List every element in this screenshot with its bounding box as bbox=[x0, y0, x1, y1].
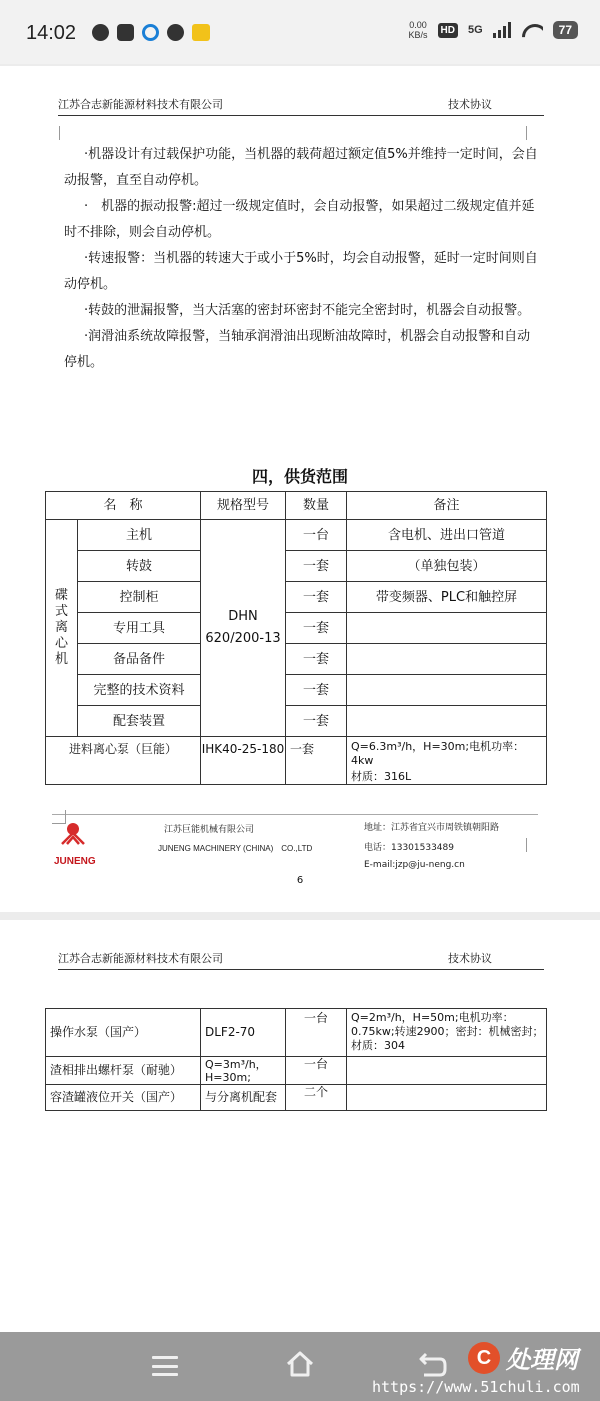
hd-badge: HD bbox=[438, 23, 458, 38]
juneng-logo-icon bbox=[60, 822, 86, 846]
item-name: 容渣罐液位开关（国产） bbox=[46, 1085, 201, 1111]
wechat-icon bbox=[92, 24, 109, 41]
item-qty: 二个 bbox=[286, 1085, 347, 1111]
watermark-name: 处理网 bbox=[506, 1346, 578, 1374]
item-qty: 一台 bbox=[286, 520, 347, 551]
crop-mark bbox=[46, 126, 60, 140]
pump-model: IHK40-25-180 bbox=[201, 737, 286, 785]
item-note bbox=[347, 644, 547, 675]
col-header-model: 规格型号 bbox=[201, 492, 286, 520]
item-note: Q=2m³/h，H=50m;电机功率：0.75kw;转速2900；密封：机械密封；材质：304 bbox=[347, 1009, 547, 1057]
logo-text: JUNENG bbox=[54, 856, 96, 867]
page-header bbox=[58, 950, 544, 970]
header-company: 江苏合志新能源材料技术有限公司 bbox=[58, 952, 223, 965]
item-name: 完整的技术资料 bbox=[78, 675, 201, 706]
item-model: DLF2-70 bbox=[201, 1009, 286, 1057]
item-name: 操作水泵（国产） bbox=[46, 1009, 201, 1057]
table-row bbox=[46, 706, 547, 737]
notification-icons bbox=[92, 24, 210, 41]
header-doc-type: 技术协议 bbox=[448, 952, 492, 965]
mail-icon bbox=[117, 24, 134, 41]
item-qty: 一套 bbox=[286, 551, 347, 582]
pump-note: Q=6.3m³/h，H=30m;电机功率：4kw 材质：316L bbox=[347, 737, 547, 785]
supply-scope-table bbox=[45, 491, 547, 785]
item-name: 转鼓 bbox=[78, 551, 201, 582]
header-company: 江苏合志新能源材料技术有限公司 bbox=[58, 98, 223, 111]
item-name: 配套装置 bbox=[78, 706, 201, 737]
watermark-logo-icon: C bbox=[468, 1342, 500, 1374]
supply-scope-table-continued bbox=[45, 1008, 547, 1111]
item-name: 控制柜 bbox=[78, 582, 201, 613]
table-row bbox=[46, 520, 547, 551]
page-header bbox=[58, 96, 544, 116]
paragraph: ·机器设计有过载保护功能，当机器的载荷超过额定值5%并维持一定时间，会自动报警，直至自动停机。 bbox=[64, 147, 538, 188]
item-note: （单独包装） bbox=[347, 551, 547, 582]
status-bar bbox=[0, 0, 600, 64]
item-qty: 一套 bbox=[286, 582, 347, 613]
document-page-6 bbox=[0, 66, 600, 912]
item-note bbox=[347, 1057, 547, 1085]
table-row bbox=[46, 675, 547, 706]
item-note: 带变频器、PLC和触控屏 bbox=[347, 582, 547, 613]
network-speed: 0.00 KB/s bbox=[408, 20, 428, 40]
signal-type: 5G bbox=[467, 24, 483, 36]
item-model: 与分离机配套 bbox=[201, 1085, 286, 1111]
footer-phone: 电话：13301533489 bbox=[364, 843, 454, 853]
table-header-row bbox=[46, 492, 547, 520]
table-row-pump bbox=[46, 737, 547, 785]
item-model: Q=3m³/h，H=30m; bbox=[201, 1057, 286, 1085]
item-name: 备品备件 bbox=[78, 644, 201, 675]
back-icon[interactable] bbox=[418, 1350, 448, 1378]
group-model-cell: DHN 620/200-13 bbox=[201, 520, 286, 737]
navigation-bar bbox=[0, 1332, 600, 1401]
status-time: 14:02 bbox=[26, 22, 77, 44]
paragraph: ·转速报警：当机器的转速大于或小于5%时，均会自动报警，延时一定时间则自动停机。 bbox=[64, 251, 538, 292]
crop-mark bbox=[526, 838, 540, 852]
menu-icon[interactable] bbox=[152, 1356, 178, 1376]
item-qty: 一套 bbox=[286, 706, 347, 737]
pump-name: 进料离心泵（巨能） bbox=[46, 737, 201, 785]
item-qty: 一套 bbox=[286, 613, 347, 644]
wifi-icon bbox=[521, 22, 543, 38]
item-name: 渣相排出螺杆泵（耐驰） bbox=[46, 1057, 201, 1085]
home-icon[interactable] bbox=[285, 1350, 315, 1378]
item-qty: 一台 bbox=[286, 1009, 347, 1057]
item-note bbox=[347, 613, 547, 644]
pump-qty: 一套 bbox=[286, 737, 347, 785]
table-row bbox=[46, 1009, 547, 1057]
item-name: 主机 bbox=[78, 520, 201, 551]
col-header-note: 备注 bbox=[347, 492, 547, 520]
page-number: 6 bbox=[296, 875, 304, 886]
status-right bbox=[408, 20, 578, 40]
item-name: 专用工具 bbox=[78, 613, 201, 644]
item-qty: 一套 bbox=[286, 644, 347, 675]
signal-bars-icon bbox=[493, 22, 511, 38]
table-row bbox=[46, 551, 547, 582]
section-title: 四，供货范围 bbox=[251, 467, 348, 486]
battery-indicator: 77 bbox=[553, 21, 578, 39]
watermark-url: https://www.51chuli.com bbox=[372, 1378, 580, 1396]
footer-email: E-mail:jzp@ju-neng.cn bbox=[364, 860, 465, 870]
app-ring-icon bbox=[142, 24, 159, 41]
footer-company-cn: 江苏巨能机械有限公司 bbox=[164, 825, 255, 835]
item-qty: 一台 bbox=[286, 1057, 347, 1085]
group-label-cell: 碟式离心机 bbox=[46, 520, 78, 737]
table-row bbox=[46, 1057, 547, 1085]
meituan-icon bbox=[192, 24, 210, 41]
item-note bbox=[347, 675, 547, 706]
paragraph: ·润滑油系统故障报警，当轴承润滑油出现断油故障时，机器会自动报警和自动停机。 bbox=[64, 329, 531, 370]
footer-company-en: JUNENG MACHINERY (CHINA) CO.,LTD bbox=[158, 844, 313, 853]
table-row bbox=[46, 644, 547, 675]
paragraph: · 机器的振动报警:超过一级规定值时，会自动报警，如果超过二级规定值并延时不排除，则会自动停机。 bbox=[64, 199, 535, 240]
footer-address: 地址：江苏省宜兴市周铁镇朝阳路 bbox=[364, 823, 500, 833]
item-qty: 一套 bbox=[286, 675, 347, 706]
paragraph: ·转鼓的泄漏报警，当大活塞的密封环密封不能完全密封时，机器会自动报警。 bbox=[84, 303, 531, 318]
item-note bbox=[347, 706, 547, 737]
table-row bbox=[46, 582, 547, 613]
footer-divider bbox=[52, 814, 538, 815]
document-page-7 bbox=[0, 920, 600, 1332]
table-row bbox=[46, 613, 547, 644]
col-header-qty: 数量 bbox=[286, 492, 347, 520]
col-header-name: 名 称 bbox=[46, 492, 201, 520]
compass-icon bbox=[167, 24, 184, 41]
crop-mark bbox=[526, 126, 540, 140]
header-doc-type: 技术协议 bbox=[448, 98, 492, 111]
table-row bbox=[46, 1085, 547, 1111]
item-note bbox=[347, 1085, 547, 1111]
item-note: 含电机、进出口管道 bbox=[347, 520, 547, 551]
□ □ □ □ □
Rewrite the listing with every occurrence of "table-row" changed to "tbl-row" and all other lines left as they are. Omit the pictures from the output.

List every element in this screenshot with its bounding box as bbox=[x0, y0, x1, y1].
hd-badge: HD bbox=[438, 23, 458, 38]
juneng-logo-icon bbox=[60, 822, 86, 846]
item-name: 容渣罐液位开关（国产） bbox=[46, 1085, 201, 1111]
wechat-icon bbox=[92, 24, 109, 41]
item-qty: 二个 bbox=[286, 1085, 347, 1111]
watermark-name: 处理网 bbox=[506, 1346, 578, 1374]
item-qty: 一台 bbox=[286, 520, 347, 551]
crop-mark bbox=[46, 126, 60, 140]
pump-model: IHK40-25-180 bbox=[201, 737, 286, 785]
item-note bbox=[347, 644, 547, 675]
col-header-model: 规格型号 bbox=[201, 492, 286, 520]
item-note: Q=2m³/h，H=50m;电机功率：0.75kw;转速2900；密封：机械密封；材质：304 bbox=[347, 1009, 547, 1057]
logo-text: JUNENG bbox=[54, 856, 96, 867]
page-header bbox=[58, 950, 544, 970]
header-company: 江苏合志新能源材料技术有限公司 bbox=[58, 952, 223, 965]
item-name: 完整的技术资料 bbox=[78, 675, 201, 706]
item-model: DLF2-70 bbox=[201, 1009, 286, 1057]
item-name: 操作水泵（国产） bbox=[46, 1009, 201, 1057]
tbl-row bbox=[46, 706, 547, 737]
notification-icons bbox=[92, 24, 210, 41]
header-doc-type: 技术协议 bbox=[448, 952, 492, 965]
mail-icon bbox=[117, 24, 134, 41]
item-qty: 一套 bbox=[286, 551, 347, 582]
pump-note: Q=6.3m³/h，H=30m;电机功率：4kw 材质：316L bbox=[347, 737, 547, 785]
supply-scope-table bbox=[45, 491, 547, 785]
item-name: 转鼓 bbox=[78, 551, 201, 582]
header-company: 江苏合志新能源材料技术有限公司 bbox=[58, 98, 223, 111]
item-name: 配套装置 bbox=[78, 706, 201, 737]
watermark-logo-icon: C bbox=[468, 1342, 500, 1374]
supply-scope-table-continued bbox=[45, 1008, 547, 1111]
item-name: 控制柜 bbox=[78, 582, 201, 613]
tbl-row bbox=[46, 520, 547, 551]
page-header bbox=[58, 96, 544, 116]
paragraph: ·机器设计有过载保护功能，当机器的载荷超过额定值5%并维持一定时间，会自动报警，直至自动停机。 bbox=[64, 147, 538, 188]
item-note: （单独包装） bbox=[347, 551, 547, 582]
status-bar bbox=[0, 0, 600, 64]
item-qty: 一套 bbox=[286, 582, 347, 613]
document-page-6 bbox=[0, 66, 600, 912]
item-note bbox=[347, 1057, 547, 1085]
tbl-row bbox=[46, 675, 547, 706]
item-note: 带变频器、PLC和触控屏 bbox=[347, 582, 547, 613]
network-speed: 0.00 KB/s bbox=[408, 20, 428, 40]
signal-type: 5G bbox=[467, 24, 483, 36]
item-model: 与分离机配套 bbox=[201, 1085, 286, 1111]
footer-phone: 电话：13301533489 bbox=[364, 843, 454, 853]
table-header-row bbox=[46, 492, 547, 520]
tbl-row-pump bbox=[46, 737, 547, 785]
item-model: Q=3m³/h，H=30m; bbox=[201, 1057, 286, 1085]
item-name: 备品备件 bbox=[78, 644, 201, 675]
back-icon[interactable] bbox=[418, 1350, 448, 1378]
group-model-cell: DHN 620/200-13 bbox=[201, 520, 286, 737]
navigation-bar bbox=[0, 1332, 600, 1401]
status-time: 14:02 bbox=[26, 22, 77, 44]
paragraph: ·转速报警：当机器的转速大于或小于5%时，均会自动报警，延时一定时间则自动停机。 bbox=[64, 251, 538, 292]
crop-mark bbox=[526, 838, 540, 852]
menu-icon[interactable] bbox=[152, 1356, 178, 1376]
item-qty: 一套 bbox=[286, 706, 347, 737]
pump-name: 进料离心泵（巨能） bbox=[46, 737, 201, 785]
item-qty: 一套 bbox=[286, 613, 347, 644]
wifi-icon bbox=[521, 22, 543, 38]
item-name: 渣相排出螺杆泵（耐驰） bbox=[46, 1057, 201, 1085]
home-icon[interactable] bbox=[285, 1350, 315, 1378]
item-qty: 一台 bbox=[286, 1009, 347, 1057]
item-note bbox=[347, 613, 547, 644]
pump-qty: 一套 bbox=[286, 737, 347, 785]
tbl-row bbox=[46, 1009, 547, 1057]
item-name: 主机 bbox=[78, 520, 201, 551]
col-header-note: 备注 bbox=[347, 492, 547, 520]
page-number: 6 bbox=[296, 875, 304, 886]
status-right bbox=[408, 20, 578, 40]
item-name: 专用工具 bbox=[78, 613, 201, 644]
item-qty: 一套 bbox=[286, 644, 347, 675]
signal-bars-icon bbox=[493, 22, 511, 38]
tbl-row bbox=[46, 551, 547, 582]
section-title: 四，供货范围 bbox=[251, 467, 348, 486]
battery-indicator: 77 bbox=[553, 21, 578, 39]
watermark-url: https://www.51chuli.com bbox=[372, 1378, 580, 1396]
footer-email: E-mail:jzp@ju-neng.cn bbox=[364, 860, 465, 870]
app-ring-icon bbox=[142, 24, 159, 41]
footer-company-cn: 江苏巨能机械有限公司 bbox=[164, 825, 255, 835]
item-qty: 一台 bbox=[286, 1057, 347, 1085]
group-label-cell: 碟式离心机 bbox=[46, 520, 78, 737]
tbl-row bbox=[46, 1057, 547, 1085]
meituan-icon bbox=[192, 24, 210, 41]
item-note bbox=[347, 675, 547, 706]
paragraph: ·润滑油系统故障报警，当轴承润滑油出现断油故障时，机器会自动报警和自动停机。 bbox=[64, 329, 531, 370]
footer-company-en: JUNENG MACHINERY (CHINA) CO.,LTD bbox=[158, 844, 313, 853]
tbl-row bbox=[46, 644, 547, 675]
paragraph: · 机器的振动报警:超过一级规定值时，会自动报警，如果超过二级规定值并延时不排除，则会自动停机。 bbox=[64, 199, 535, 240]
footer-address: 地址：江苏省宜兴市周铁镇朝阳路 bbox=[364, 823, 500, 833]
item-qty: 一套 bbox=[286, 675, 347, 706]
paragraph: ·转鼓的泄漏报警，当大活塞的密封环密封不能完全密封时，机器会自动报警。 bbox=[84, 303, 531, 318]
item-note bbox=[347, 706, 547, 737]
tbl-row bbox=[46, 582, 547, 613]
footer-divider bbox=[52, 814, 538, 815]
document-page-7 bbox=[0, 920, 600, 1332]
tbl-row bbox=[46, 613, 547, 644]
col-header-qty: 数量 bbox=[286, 492, 347, 520]
col-header-name: 名 称 bbox=[46, 492, 201, 520]
compass-icon bbox=[167, 24, 184, 41]
crop-mark bbox=[526, 126, 540, 140]
header-doc-type: 技术协议 bbox=[448, 98, 492, 111]
tbl-row bbox=[46, 1085, 547, 1111]
item-note bbox=[347, 1085, 547, 1111]
item-note: 含电机、进出口管道 bbox=[347, 520, 547, 551]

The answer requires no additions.